• **Collected data entries**
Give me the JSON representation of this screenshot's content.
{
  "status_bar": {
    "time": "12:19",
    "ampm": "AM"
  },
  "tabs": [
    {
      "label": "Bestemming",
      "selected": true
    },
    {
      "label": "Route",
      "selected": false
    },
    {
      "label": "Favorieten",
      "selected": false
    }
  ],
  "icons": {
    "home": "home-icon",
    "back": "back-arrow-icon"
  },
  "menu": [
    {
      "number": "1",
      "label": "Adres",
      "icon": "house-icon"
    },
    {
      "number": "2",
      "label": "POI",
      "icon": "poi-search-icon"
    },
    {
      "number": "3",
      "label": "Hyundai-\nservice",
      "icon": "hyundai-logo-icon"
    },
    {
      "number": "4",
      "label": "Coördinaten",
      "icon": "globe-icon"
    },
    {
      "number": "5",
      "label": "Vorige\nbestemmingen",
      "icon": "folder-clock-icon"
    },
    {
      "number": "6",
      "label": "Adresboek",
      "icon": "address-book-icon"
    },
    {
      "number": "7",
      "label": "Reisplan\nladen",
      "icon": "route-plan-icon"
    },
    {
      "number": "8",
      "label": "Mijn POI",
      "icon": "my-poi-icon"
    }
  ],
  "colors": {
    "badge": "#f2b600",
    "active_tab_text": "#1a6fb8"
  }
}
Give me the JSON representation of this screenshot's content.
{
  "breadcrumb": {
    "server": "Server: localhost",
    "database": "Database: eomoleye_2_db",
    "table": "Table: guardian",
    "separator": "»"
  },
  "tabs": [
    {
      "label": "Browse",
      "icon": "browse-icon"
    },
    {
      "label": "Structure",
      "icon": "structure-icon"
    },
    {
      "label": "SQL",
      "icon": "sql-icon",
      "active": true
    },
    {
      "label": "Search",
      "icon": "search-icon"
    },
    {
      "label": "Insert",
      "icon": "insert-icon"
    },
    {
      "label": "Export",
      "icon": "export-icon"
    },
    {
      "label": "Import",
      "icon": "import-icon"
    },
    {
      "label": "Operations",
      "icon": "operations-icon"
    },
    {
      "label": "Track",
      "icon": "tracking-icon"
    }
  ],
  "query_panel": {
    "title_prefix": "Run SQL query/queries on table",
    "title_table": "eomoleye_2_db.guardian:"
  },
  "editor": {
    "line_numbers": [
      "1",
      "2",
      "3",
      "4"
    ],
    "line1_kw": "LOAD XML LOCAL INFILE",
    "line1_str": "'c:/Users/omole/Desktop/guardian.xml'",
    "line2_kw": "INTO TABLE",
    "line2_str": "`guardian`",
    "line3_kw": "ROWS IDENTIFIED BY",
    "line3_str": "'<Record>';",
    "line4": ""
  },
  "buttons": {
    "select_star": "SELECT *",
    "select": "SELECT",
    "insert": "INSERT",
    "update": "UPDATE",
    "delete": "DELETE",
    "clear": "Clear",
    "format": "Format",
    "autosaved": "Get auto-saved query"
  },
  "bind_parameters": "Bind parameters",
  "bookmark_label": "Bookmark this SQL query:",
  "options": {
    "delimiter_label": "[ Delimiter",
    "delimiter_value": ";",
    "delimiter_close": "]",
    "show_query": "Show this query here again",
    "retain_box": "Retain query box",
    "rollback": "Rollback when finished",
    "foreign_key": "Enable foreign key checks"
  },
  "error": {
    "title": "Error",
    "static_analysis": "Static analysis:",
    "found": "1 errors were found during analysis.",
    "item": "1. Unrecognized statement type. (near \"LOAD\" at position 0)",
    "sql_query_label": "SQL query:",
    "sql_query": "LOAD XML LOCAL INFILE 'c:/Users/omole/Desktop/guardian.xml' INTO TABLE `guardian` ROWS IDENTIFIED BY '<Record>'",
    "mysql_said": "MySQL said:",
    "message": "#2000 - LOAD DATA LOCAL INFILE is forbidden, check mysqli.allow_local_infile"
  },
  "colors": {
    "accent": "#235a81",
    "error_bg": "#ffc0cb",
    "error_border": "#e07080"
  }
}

• **TO DO**
Repeat the data verbatim.

• **CORRECT ANSWER**
Give me the JSON representation of this screenshot's content.
{
  "status_bar": {
    "time": "12:19",
    "ampm": "AM"
  },
  "tabs": [
    {
      "label": "Bestemming",
      "selected": true
    },
    {
      "label": "Route",
      "selected": false
    },
    {
      "label": "Favorieten",
      "selected": false
    }
  ],
  "icons": {
    "home": "home-icon",
    "back": "back-arrow-icon"
  },
  "menu": [
    {
      "number": "1",
      "label": "Adres",
      "icon": "house-icon"
    },
    {
      "number": "2",
      "label": "POI",
      "icon": "poi-search-icon"
    },
    {
      "number": "3",
      "label": "Hyundai-\nservice",
      "icon": "hyundai-logo-icon"
    },
    {
      "number": "4",
      "label": "Coördinaten",
      "icon": "globe-icon"
    },
    {
      "number": "5",
      "label": "Vorige\nbestemmingen",
      "icon": "folder-clock-icon"
    },
    {
      "number": "6",
      "label": "Adresboek",
      "icon": "address-book-icon"
    },
    {
      "number": "7",
      "label": "Reisplan\nladen",
      "icon": "route-plan-icon"
    },
    {
      "number": "8",
      "label": "Mijn POI",
      "icon": "my-poi-icon"
    }
  ],
  "colors": {
    "badge": "#f2b600",
    "active_tab_text": "#1a6fb8"
  }
}
Give me the JSON representation of this screenshot's content.
{
  "breadcrumb": {
    "server": "Server: localhost",
    "database": "Database: eomoleye_2_db",
    "table": "Table: guardian",
    "separator": "»"
  },
  "tabs": [
    {
      "label": "Browse",
      "icon": "browse-icon"
    },
    {
      "label": "Structure",
      "icon": "structure-icon"
    },
    {
      "label": "SQL",
      "icon": "sql-icon",
      "active": true
    },
    {
      "label": "Search",
      "icon": "search-icon"
    },
    {
      "label": "Insert",
      "icon": "insert-icon"
    },
    {
      "label": "Export",
      "icon": "export-icon"
    },
    {
      "label": "Import",
      "icon": "import-icon"
    },
    {
      "label": "Operations",
      "icon": "operations-icon"
    },
    {
      "label": "Track",
      "icon": "tracking-icon"
    }
  ],
  "query_panel": {
    "title_prefix": "Run SQL query/queries on table",
    "title_table": "eomoleye_2_db.guardian:"
  },
  "editor": {
    "line_numbers": [
      "1",
      "2",
      "3",
      "4"
    ],
    "line1_kw": "LOAD XML LOCAL INFILE",
    "line1_str": "'c:/Users/omole/Desktop/guardian.xml'",
    "line2_kw": "INTO TABLE",
    "line2_str": "`guardian`",
    "line3_kw": "ROWS IDENTIFIED BY",
    "line3_str": "'<Record>';",
    "line4": ""
  },
  "buttons": {
    "select_star": "SELECT *",
    "select": "SELECT",
    "insert": "INSERT",
    "update": "UPDATE",
    "delete": "DELETE",
    "clear": "Clear",
    "format": "Format",
    "autosaved": "Get auto-saved query"
  },
  "bind_parameters": "Bind parameters",
  "bookmark_label": "Bookmark this SQL query:",
  "options": {
    "delimiter_label": "[ Delimiter",
    "delimiter_value": ";",
    "delimiter_close": "]",
    "show_query": "Show this query here again",
    "retain_box": "Retain query box",
    "rollback": "Rollback when finished",
    "foreign_key": "Enable foreign key checks"
  },
  "error": {
    "title": "Error",
    "static_analysis": "Static analysis:",
    "found": "1 errors were found during analysis.",
    "item": "1. Unrecognized statement type. (near \"LOAD\" at position 0)",
    "sql_query_label": "SQL query:",
    "sql_query": "LOAD XML LOCAL INFILE 'c:/Users/omole/Desktop/guardian.xml' INTO TABLE `guardian` ROWS IDENTIFIED BY '<Record>'",
    "mysql_said": "MySQL said:",
    "message": "#2000 - LOAD DATA LOCAL INFILE is forbidden, check mysqli.allow_local_infile"
  },
  "colors": {
    "accent": "#235a81",
    "error_bg": "#ffc0cb",
    "error_border": "#e07080"
  }
}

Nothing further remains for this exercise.